- Required work
Update the rows from the line that contains "- app-version: 8.00: [49, 9, 77, 25]" through the line that contains "- menu-edit[interactable]: Правка: [141, 37, 188, 53]", replacing "interactable" with "clickable" and leaving everything else unchanged. Return only those lines.

- Supplied entries
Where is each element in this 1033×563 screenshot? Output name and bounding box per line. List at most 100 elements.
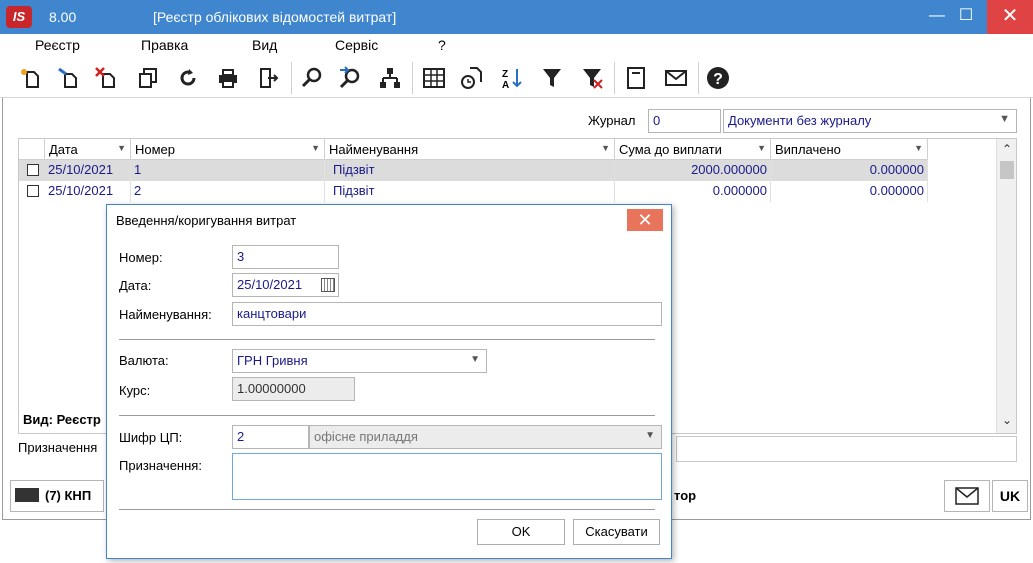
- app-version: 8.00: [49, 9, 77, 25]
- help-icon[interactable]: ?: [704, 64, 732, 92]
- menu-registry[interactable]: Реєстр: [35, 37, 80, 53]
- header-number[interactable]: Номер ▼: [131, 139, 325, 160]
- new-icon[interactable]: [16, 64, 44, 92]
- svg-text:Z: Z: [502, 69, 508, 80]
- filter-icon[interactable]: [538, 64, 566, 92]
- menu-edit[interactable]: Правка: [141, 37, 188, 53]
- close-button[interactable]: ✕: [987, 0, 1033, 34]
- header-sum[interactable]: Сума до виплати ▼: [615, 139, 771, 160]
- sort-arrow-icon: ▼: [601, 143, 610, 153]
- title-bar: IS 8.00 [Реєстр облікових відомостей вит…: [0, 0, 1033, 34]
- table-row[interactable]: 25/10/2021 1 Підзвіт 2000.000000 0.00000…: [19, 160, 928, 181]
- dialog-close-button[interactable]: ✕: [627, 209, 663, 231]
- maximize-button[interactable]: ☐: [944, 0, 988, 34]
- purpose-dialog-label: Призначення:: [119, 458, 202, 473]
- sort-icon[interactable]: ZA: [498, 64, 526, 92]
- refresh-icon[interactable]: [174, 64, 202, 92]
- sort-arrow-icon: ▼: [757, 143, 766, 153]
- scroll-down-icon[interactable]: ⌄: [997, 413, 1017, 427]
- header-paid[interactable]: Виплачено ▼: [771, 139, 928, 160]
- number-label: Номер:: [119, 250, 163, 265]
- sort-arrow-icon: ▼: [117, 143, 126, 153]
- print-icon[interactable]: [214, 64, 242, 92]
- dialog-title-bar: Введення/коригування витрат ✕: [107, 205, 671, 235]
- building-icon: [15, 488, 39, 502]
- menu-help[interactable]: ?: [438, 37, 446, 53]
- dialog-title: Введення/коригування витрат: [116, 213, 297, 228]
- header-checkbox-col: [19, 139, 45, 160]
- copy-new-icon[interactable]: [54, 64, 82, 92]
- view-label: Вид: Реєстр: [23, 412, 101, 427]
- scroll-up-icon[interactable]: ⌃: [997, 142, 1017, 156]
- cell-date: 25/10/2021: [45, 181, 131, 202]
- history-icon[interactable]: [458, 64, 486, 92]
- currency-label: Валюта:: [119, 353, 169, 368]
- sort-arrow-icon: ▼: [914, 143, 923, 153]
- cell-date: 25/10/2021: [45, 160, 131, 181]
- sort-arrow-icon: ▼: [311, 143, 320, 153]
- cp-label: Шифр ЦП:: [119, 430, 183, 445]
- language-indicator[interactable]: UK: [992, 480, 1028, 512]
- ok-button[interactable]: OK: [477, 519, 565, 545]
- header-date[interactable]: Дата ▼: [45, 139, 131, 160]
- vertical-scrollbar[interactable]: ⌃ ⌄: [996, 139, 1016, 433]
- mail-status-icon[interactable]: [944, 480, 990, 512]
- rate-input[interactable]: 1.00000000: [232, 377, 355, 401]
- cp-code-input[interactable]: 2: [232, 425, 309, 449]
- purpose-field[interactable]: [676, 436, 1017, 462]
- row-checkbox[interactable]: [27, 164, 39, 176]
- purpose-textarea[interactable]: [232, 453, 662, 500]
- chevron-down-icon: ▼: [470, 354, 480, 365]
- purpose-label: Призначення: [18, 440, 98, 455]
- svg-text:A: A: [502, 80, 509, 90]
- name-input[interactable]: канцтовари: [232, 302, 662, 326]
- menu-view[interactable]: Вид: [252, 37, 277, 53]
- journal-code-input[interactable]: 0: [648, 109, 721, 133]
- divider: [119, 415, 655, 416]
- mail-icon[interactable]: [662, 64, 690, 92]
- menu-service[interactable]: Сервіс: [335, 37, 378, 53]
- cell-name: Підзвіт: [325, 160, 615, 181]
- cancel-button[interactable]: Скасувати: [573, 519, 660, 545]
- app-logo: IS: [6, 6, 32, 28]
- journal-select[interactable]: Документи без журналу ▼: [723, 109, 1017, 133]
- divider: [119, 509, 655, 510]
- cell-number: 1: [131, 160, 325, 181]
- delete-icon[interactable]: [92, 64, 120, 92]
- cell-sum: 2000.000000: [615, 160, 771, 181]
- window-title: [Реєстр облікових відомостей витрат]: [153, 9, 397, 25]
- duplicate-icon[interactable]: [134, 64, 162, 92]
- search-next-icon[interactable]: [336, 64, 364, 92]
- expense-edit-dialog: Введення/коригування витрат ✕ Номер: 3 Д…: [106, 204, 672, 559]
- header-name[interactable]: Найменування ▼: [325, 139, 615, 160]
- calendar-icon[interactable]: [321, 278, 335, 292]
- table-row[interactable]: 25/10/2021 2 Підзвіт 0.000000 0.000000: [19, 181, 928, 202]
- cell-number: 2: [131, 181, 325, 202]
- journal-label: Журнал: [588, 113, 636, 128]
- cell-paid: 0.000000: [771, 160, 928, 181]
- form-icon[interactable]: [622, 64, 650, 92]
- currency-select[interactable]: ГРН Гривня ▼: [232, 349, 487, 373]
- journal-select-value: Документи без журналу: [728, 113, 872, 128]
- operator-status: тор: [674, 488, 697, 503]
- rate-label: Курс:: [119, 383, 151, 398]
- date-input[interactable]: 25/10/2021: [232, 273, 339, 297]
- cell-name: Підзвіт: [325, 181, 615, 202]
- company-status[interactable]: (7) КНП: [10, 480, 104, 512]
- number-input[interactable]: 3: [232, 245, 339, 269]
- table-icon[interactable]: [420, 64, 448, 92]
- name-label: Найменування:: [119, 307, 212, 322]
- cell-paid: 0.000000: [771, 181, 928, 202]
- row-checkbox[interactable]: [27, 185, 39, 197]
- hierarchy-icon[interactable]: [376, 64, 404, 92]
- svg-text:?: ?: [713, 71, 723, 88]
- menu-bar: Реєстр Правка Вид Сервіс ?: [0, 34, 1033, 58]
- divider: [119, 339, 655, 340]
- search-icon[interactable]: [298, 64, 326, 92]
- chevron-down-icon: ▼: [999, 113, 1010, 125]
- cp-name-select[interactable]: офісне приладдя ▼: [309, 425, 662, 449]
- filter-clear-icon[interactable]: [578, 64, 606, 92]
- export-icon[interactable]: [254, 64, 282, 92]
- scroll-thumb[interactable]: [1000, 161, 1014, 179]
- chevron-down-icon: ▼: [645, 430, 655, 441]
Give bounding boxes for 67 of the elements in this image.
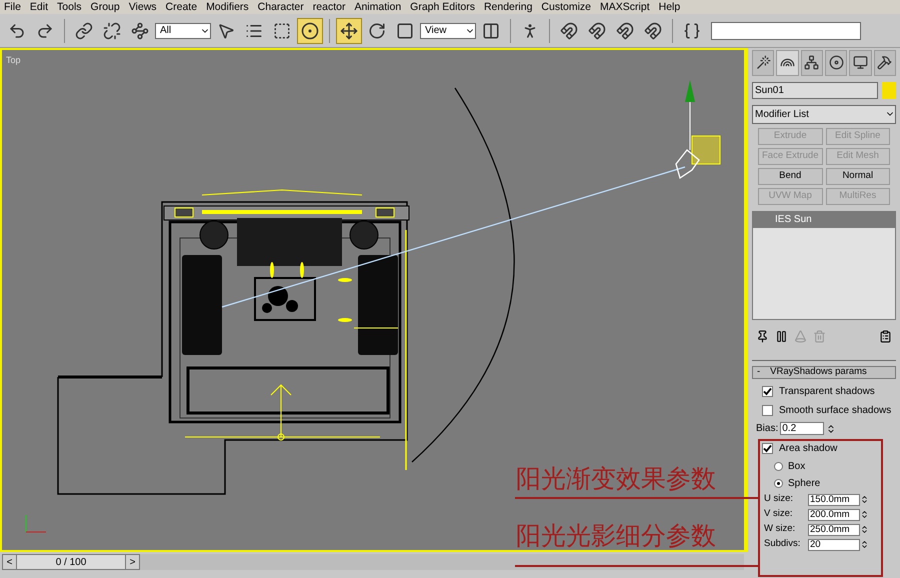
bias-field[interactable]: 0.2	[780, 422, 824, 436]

- Task solution
- app-version: 8.00: [49, 9, 77, 25]
- help-icon[clickable]: ?: [704, 64, 732, 92]
- menu-registry[clickable]: Реєстр: [35, 37, 80, 53]
- header-number[clickable]: Номер ▼: [131, 139, 325, 160]
- new-icon[clickable]: [16, 64, 44, 92]
- svg-text:Z: Z: [502, 69, 508, 80]
- filter-icon[clickable]: [538, 64, 566, 92]
- menu-edit[clickable]: Правка: [141, 37, 188, 53]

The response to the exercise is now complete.